> Data rows

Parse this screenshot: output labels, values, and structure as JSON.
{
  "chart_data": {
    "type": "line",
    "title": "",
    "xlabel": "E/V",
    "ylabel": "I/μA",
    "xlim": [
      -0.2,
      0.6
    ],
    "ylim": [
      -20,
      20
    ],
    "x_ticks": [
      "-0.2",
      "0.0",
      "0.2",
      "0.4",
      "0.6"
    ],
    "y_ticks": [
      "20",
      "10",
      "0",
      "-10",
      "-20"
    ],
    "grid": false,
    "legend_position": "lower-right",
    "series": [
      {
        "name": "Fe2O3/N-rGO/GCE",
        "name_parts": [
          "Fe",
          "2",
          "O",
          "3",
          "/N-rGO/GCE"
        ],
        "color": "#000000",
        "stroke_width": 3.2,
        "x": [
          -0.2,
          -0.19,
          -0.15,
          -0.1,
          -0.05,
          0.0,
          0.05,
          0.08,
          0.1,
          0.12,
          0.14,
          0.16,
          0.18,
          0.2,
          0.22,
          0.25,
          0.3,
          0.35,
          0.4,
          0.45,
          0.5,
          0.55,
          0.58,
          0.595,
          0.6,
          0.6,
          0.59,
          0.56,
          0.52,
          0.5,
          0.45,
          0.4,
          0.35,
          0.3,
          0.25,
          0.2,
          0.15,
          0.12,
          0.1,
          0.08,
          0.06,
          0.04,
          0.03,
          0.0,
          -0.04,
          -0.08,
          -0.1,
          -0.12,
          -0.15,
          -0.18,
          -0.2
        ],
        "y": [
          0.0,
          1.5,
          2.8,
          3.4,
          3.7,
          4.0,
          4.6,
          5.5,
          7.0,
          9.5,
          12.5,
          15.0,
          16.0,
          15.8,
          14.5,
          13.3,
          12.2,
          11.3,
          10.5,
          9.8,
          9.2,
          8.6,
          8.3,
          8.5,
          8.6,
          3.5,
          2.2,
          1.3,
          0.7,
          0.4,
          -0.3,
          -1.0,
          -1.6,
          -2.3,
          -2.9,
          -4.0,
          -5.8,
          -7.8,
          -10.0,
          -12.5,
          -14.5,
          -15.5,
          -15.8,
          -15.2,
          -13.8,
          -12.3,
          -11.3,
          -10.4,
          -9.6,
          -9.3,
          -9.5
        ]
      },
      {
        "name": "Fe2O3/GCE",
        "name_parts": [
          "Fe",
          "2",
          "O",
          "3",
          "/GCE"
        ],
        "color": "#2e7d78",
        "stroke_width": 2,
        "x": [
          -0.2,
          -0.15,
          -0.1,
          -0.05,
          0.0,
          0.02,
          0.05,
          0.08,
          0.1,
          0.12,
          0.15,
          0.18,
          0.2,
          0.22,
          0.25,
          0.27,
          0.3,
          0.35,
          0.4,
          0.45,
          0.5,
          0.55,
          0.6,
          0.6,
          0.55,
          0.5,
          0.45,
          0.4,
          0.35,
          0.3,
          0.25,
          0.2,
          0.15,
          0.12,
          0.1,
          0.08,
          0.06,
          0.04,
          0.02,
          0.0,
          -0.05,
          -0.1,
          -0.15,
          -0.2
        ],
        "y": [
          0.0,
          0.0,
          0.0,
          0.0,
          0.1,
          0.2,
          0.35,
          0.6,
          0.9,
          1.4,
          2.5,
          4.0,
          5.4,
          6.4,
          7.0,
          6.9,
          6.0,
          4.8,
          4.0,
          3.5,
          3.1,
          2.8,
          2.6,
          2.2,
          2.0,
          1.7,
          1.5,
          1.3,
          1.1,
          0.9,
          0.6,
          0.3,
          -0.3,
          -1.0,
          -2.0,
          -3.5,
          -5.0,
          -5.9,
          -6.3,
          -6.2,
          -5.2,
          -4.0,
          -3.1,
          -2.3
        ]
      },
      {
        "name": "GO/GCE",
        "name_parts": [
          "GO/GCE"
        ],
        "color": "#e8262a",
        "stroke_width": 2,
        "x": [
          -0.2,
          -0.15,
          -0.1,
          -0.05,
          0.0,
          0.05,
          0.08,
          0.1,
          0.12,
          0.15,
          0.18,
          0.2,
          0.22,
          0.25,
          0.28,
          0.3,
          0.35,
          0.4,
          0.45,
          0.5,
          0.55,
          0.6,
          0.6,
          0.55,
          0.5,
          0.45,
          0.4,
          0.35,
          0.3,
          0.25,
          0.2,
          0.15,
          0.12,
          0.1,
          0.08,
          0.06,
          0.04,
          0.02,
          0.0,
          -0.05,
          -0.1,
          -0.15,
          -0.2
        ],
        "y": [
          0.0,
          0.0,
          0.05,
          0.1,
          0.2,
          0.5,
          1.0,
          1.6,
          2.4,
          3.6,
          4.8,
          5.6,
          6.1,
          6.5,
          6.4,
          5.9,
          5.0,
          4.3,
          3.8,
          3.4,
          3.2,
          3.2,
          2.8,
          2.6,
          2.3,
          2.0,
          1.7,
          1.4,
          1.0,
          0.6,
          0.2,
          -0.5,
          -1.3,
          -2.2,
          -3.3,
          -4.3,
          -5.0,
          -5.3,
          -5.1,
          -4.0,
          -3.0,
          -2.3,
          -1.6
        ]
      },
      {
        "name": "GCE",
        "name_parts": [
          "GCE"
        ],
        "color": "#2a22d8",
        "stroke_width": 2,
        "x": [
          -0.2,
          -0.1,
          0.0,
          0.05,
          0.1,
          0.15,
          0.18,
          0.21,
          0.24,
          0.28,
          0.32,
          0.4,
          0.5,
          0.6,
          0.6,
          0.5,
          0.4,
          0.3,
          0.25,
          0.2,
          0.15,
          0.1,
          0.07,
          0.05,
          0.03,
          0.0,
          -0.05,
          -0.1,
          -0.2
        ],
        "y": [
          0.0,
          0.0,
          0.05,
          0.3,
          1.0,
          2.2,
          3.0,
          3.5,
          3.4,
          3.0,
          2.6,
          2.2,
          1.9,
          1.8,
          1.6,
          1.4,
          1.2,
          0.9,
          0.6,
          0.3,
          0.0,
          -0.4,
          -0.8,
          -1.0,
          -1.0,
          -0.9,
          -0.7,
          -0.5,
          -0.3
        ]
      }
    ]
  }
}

--

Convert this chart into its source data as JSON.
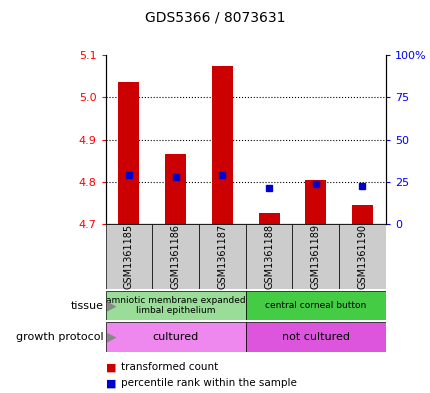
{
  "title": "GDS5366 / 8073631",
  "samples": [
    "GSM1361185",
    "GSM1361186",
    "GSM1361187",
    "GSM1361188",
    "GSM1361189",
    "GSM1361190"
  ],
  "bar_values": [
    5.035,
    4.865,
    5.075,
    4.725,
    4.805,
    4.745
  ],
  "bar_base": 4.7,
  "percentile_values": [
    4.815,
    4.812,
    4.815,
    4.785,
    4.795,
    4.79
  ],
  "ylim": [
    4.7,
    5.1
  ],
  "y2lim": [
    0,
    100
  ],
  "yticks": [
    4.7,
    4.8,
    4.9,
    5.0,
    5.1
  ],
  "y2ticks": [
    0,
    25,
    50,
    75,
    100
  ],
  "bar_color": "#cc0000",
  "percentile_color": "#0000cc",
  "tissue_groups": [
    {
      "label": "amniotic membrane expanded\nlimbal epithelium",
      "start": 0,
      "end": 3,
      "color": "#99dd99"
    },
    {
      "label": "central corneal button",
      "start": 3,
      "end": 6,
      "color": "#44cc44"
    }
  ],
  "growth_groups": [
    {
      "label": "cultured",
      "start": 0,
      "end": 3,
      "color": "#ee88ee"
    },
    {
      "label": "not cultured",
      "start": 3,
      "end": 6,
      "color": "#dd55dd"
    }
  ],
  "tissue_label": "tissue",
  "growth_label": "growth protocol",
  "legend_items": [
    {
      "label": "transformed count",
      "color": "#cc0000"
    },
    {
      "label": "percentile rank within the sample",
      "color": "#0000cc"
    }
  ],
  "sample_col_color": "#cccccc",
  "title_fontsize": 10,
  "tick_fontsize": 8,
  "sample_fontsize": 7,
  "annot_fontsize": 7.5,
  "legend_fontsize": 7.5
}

--

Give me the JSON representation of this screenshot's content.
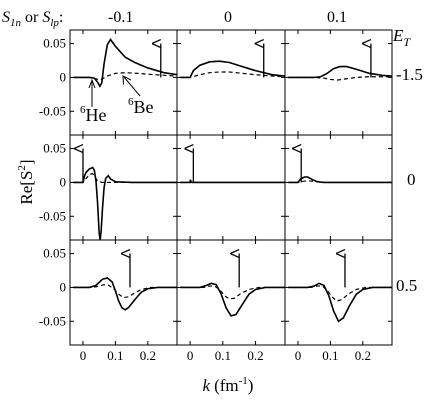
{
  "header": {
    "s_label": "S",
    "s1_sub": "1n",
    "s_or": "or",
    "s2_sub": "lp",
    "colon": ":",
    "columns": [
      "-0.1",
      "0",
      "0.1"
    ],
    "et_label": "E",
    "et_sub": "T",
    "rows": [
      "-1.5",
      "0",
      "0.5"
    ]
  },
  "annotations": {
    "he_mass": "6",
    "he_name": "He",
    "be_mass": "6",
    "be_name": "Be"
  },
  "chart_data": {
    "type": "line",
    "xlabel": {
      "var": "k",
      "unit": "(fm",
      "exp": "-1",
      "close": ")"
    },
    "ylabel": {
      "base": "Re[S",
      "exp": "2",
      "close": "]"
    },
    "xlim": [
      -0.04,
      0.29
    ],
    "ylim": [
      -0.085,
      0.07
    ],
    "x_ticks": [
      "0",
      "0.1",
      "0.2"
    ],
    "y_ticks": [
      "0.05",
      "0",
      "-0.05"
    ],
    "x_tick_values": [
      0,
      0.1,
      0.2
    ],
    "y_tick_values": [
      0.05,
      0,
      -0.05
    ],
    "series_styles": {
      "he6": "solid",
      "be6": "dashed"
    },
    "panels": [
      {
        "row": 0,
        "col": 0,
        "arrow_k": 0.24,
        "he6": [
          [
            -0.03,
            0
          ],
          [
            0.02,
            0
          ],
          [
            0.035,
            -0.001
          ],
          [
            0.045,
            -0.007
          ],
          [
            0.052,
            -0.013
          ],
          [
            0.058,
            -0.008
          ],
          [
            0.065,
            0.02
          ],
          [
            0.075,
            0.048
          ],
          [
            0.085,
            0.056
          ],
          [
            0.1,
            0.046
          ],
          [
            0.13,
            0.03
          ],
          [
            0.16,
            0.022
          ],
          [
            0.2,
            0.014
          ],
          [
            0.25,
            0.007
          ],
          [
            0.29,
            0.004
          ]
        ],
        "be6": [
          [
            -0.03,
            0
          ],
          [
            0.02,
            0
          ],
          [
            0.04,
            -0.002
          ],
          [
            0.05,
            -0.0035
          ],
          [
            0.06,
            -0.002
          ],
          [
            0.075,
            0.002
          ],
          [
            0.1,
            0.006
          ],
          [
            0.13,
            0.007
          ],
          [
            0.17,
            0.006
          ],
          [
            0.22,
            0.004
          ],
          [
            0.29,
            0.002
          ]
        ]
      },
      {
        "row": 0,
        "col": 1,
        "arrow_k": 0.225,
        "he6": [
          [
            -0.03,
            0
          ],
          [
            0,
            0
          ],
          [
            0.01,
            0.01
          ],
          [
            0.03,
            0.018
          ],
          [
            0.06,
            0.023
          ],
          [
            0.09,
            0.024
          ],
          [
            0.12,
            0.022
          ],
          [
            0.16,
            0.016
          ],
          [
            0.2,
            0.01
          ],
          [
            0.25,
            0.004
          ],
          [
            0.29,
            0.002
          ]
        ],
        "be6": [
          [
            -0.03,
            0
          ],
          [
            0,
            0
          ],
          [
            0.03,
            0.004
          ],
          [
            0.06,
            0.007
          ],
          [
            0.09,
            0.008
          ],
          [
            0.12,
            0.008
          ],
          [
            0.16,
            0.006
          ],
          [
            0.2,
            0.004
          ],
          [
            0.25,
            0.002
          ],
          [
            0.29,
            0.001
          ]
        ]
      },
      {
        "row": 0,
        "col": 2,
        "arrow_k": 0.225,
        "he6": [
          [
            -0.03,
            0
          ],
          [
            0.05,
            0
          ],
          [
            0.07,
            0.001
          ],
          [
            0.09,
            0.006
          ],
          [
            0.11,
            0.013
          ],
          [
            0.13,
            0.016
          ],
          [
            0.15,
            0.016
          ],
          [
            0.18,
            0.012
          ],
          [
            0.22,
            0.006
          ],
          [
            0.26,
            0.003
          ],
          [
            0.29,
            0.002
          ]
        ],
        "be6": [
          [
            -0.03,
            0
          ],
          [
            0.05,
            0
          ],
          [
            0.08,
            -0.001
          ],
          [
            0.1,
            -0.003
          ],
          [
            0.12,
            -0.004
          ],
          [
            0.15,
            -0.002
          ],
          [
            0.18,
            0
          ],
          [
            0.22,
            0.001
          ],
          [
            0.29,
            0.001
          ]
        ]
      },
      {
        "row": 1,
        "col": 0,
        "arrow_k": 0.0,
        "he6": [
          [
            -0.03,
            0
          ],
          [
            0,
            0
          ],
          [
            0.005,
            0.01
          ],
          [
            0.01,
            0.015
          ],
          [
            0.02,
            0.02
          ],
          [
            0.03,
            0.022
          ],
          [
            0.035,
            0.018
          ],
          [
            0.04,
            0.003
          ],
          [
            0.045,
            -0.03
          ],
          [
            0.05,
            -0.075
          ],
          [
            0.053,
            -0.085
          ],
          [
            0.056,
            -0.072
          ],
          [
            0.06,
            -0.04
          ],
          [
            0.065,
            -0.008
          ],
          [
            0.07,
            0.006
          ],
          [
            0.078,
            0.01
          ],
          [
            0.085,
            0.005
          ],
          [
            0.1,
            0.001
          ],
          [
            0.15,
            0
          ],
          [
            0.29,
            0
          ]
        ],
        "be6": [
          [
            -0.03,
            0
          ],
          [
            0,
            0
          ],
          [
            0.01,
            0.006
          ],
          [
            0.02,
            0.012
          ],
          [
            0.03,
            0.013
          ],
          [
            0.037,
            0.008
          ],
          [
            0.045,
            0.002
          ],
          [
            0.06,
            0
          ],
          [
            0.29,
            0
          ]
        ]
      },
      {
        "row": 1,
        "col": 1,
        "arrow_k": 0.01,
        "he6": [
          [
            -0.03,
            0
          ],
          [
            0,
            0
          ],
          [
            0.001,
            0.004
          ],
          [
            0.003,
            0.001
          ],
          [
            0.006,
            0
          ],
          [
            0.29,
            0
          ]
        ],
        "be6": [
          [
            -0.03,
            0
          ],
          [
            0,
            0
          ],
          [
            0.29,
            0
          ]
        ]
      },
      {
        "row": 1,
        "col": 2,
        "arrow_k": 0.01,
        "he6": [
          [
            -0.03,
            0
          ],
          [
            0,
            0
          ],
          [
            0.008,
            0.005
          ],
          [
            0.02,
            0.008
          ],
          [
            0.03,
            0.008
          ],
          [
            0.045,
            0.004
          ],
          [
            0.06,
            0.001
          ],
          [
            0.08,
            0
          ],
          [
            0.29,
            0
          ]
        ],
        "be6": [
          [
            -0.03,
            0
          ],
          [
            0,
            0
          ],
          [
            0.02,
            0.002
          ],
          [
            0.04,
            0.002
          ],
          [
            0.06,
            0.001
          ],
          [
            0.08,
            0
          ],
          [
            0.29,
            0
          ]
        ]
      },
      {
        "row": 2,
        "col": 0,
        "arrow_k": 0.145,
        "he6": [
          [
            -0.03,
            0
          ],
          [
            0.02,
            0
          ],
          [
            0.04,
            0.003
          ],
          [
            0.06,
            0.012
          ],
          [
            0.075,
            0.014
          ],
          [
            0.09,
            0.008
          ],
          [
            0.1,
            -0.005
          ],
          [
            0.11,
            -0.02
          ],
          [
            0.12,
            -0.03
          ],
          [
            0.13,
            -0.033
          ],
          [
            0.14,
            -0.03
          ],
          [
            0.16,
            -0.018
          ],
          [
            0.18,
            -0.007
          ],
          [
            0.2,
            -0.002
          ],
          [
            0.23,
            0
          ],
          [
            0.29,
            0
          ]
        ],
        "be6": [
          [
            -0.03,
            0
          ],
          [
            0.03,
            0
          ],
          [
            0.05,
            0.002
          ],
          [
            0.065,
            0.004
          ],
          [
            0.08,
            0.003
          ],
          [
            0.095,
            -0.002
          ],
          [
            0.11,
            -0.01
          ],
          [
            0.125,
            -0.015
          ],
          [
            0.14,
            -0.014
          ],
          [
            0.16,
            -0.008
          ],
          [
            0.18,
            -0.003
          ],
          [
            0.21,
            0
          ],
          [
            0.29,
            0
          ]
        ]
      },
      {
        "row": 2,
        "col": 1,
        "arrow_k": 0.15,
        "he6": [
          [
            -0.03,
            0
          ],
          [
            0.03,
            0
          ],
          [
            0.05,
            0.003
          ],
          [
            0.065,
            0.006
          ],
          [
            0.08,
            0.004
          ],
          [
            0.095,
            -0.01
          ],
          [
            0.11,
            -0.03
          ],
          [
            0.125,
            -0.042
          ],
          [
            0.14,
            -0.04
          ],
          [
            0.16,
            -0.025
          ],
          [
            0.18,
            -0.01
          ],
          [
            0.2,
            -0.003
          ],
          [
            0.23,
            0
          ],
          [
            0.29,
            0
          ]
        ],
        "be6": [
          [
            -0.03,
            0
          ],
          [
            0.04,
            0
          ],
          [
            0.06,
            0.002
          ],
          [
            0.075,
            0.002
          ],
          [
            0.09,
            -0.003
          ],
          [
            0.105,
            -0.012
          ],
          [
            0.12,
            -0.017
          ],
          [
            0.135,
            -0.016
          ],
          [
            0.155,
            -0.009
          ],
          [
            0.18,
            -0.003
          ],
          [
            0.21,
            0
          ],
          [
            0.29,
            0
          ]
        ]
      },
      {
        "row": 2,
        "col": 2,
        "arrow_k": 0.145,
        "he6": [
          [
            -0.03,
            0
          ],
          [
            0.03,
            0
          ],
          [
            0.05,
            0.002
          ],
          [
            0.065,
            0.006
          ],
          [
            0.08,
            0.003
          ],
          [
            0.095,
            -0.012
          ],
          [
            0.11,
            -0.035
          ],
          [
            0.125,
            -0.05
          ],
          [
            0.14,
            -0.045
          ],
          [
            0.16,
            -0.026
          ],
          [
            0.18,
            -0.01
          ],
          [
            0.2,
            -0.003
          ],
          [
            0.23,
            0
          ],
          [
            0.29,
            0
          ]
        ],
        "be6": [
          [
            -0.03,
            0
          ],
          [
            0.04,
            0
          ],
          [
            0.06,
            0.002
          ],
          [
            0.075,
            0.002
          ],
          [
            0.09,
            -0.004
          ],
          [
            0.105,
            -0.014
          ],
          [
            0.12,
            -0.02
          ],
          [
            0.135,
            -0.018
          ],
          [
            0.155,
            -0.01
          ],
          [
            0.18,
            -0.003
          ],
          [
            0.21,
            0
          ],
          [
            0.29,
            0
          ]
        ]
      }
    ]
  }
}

> Instructions for the task
Look above for lines with the word "this" and copy them all.

> Exercise solution
Parse this screenshot: output labels, values, and structure as JSON.
Convert this chart into its source data as JSON.
Give me the JSON representation of this screenshot's content.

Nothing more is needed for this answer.